(Figure record listings)
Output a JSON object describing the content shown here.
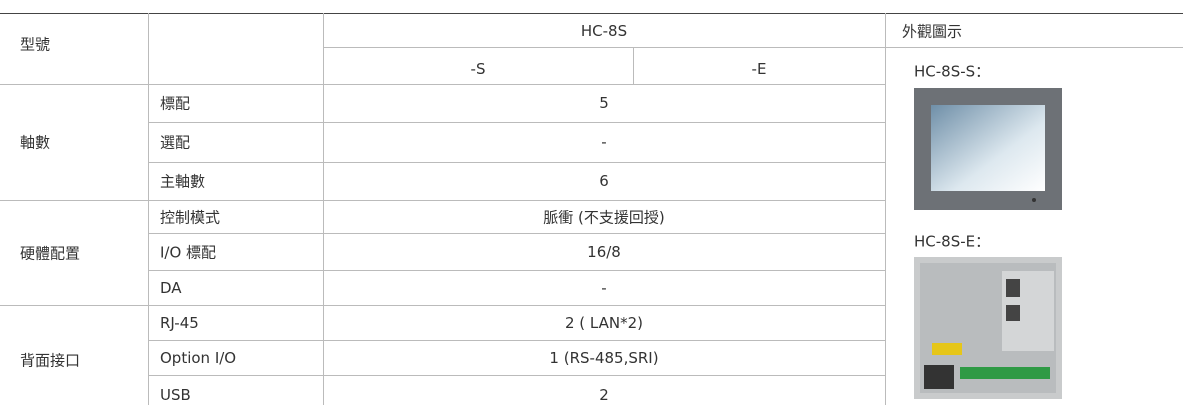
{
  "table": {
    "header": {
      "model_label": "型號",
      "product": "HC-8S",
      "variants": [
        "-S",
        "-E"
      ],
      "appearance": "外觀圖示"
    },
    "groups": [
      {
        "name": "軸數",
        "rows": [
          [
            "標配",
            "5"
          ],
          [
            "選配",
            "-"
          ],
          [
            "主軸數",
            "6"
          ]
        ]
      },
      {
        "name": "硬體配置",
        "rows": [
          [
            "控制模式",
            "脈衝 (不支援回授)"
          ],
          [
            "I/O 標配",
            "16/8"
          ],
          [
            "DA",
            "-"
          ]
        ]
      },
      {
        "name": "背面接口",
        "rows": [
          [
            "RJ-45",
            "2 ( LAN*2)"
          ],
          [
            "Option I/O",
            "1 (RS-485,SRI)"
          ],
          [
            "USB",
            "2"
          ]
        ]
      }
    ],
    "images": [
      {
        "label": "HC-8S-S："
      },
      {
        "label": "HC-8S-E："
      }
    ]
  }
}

* The task:
Reproduce all of the material exactly, apart from the pictures.

* Solution:
Output a JSON object describing the content shown here.
{
  "table": {
    "header": {
      "model_label": "型號",
      "product": "HC-8S",
      "variants": [
        "-S",
        "-E"
      ],
      "appearance": "外觀圖示"
    },
    "groups": [
      {
        "name": "軸數",
        "rows": [
          [
            "標配",
            "5"
          ],
          [
            "選配",
            "-"
          ],
          [
            "主軸數",
            "6"
          ]
        ]
      },
      {
        "name": "硬體配置",
        "rows": [
          [
            "控制模式",
            "脈衝 (不支援回授)"
          ],
          [
            "I/O 標配",
            "16/8"
          ],
          [
            "DA",
            "-"
          ]
        ]
      },
      {
        "name": "背面接口",
        "rows": [
          [
            "RJ-45",
            "2 ( LAN*2)"
          ],
          [
            "Option I/O",
            "1 (RS-485,SRI)"
          ],
          [
            "USB",
            "2"
          ]
        ]
      }
    ],
    "images": [
      {
        "label": "HC-8S-S："
      },
      {
        "label": "HC-8S-E："
      }
    ]
  }
}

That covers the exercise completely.